━━━━━ Given records ━━━━━

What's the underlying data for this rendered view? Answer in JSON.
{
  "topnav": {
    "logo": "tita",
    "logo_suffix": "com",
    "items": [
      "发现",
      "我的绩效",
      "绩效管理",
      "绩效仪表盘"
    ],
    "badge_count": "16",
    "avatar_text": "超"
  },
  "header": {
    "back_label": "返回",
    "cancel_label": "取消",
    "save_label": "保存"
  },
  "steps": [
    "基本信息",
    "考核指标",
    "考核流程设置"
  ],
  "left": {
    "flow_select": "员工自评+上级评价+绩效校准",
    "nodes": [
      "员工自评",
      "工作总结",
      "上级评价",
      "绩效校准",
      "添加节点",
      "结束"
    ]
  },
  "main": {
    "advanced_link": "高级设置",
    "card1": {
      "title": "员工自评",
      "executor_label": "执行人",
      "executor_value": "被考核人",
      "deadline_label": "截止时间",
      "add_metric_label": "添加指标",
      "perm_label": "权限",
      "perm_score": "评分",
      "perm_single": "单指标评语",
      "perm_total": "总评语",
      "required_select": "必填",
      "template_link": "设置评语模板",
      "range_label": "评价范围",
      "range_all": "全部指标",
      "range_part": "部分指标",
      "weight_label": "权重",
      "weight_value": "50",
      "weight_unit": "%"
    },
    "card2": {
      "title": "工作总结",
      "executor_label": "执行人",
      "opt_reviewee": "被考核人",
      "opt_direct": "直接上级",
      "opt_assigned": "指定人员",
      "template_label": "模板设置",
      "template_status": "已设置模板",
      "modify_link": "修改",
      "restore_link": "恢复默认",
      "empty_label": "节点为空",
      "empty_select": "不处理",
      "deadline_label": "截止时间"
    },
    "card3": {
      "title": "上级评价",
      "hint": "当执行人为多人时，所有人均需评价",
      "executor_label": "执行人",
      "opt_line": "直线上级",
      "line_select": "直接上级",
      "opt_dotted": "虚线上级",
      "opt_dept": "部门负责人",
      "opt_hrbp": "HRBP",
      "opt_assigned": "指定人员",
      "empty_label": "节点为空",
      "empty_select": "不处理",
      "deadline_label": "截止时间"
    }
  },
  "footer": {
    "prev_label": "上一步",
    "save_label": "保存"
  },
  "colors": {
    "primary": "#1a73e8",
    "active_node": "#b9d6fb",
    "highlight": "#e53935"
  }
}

━━━━━

Task brief >> Copy all the records above precisely.

The answer >>
What's the underlying data for this rendered view? Answer in JSON.
{
  "topnav": {
    "logo": "tita",
    "logo_suffix": "com",
    "items": [
      "发现",
      "我的绩效",
      "绩效管理",
      "绩效仪表盘"
    ],
    "badge_count": "16",
    "avatar_text": "超"
  },
  "header": {
    "back_label": "返回",
    "cancel_label": "取消",
    "save_label": "保存"
  },
  "steps": [
    "基本信息",
    "考核指标",
    "考核流程设置"
  ],
  "left": {
    "flow_select": "员工自评+上级评价+绩效校准",
    "nodes": [
      "员工自评",
      "工作总结",
      "上级评价",
      "绩效校准",
      "添加节点",
      "结束"
    ]
  },
  "main": {
    "advanced_link": "高级设置",
    "card1": {
      "title": "员工自评",
      "executor_label": "执行人",
      "executor_value": "被考核人",
      "deadline_label": "截止时间",
      "add_metric_label": "添加指标",
      "perm_label": "权限",
      "perm_score": "评分",
      "perm_single": "单指标评语",
      "perm_total": "总评语",
      "required_select": "必填",
      "template_link": "设置评语模板",
      "range_label": "评价范围",
      "range_all": "全部指标",
      "range_part": "部分指标",
      "weight_label": "权重",
      "weight_value": "50",
      "weight_unit": "%"
    },
    "card2": {
      "title": "工作总结",
      "executor_label": "执行人",
      "opt_reviewee": "被考核人",
      "opt_direct": "直接上级",
      "opt_assigned": "指定人员",
      "template_label": "模板设置",
      "template_status": "已设置模板",
      "modify_link": "修改",
      "restore_link": "恢复默认",
      "empty_label": "节点为空",
      "empty_select": "不处理",
      "deadline_label": "截止时间"
    },
    "card3": {
      "title": "上级评价",
      "hint": "当执行人为多人时，所有人均需评价",
      "executor_label": "执行人",
      "opt_line": "直线上级",
      "line_select": "直接上级",
      "opt_dotted": "虚线上级",
      "opt_dept": "部门负责人",
      "opt_hrbp": "HRBP",
      "opt_assigned": "指定人员",
      "empty_label": "节点为空",
      "empty_select": "不处理",
      "deadline_label": "截止时间"
    }
  },
  "footer": {
    "prev_label": "上一步",
    "save_label": "保存"
  },
  "colors": {
    "primary": "#1a73e8",
    "active_node": "#b9d6fb",
    "highlight": "#e53935"
  }
}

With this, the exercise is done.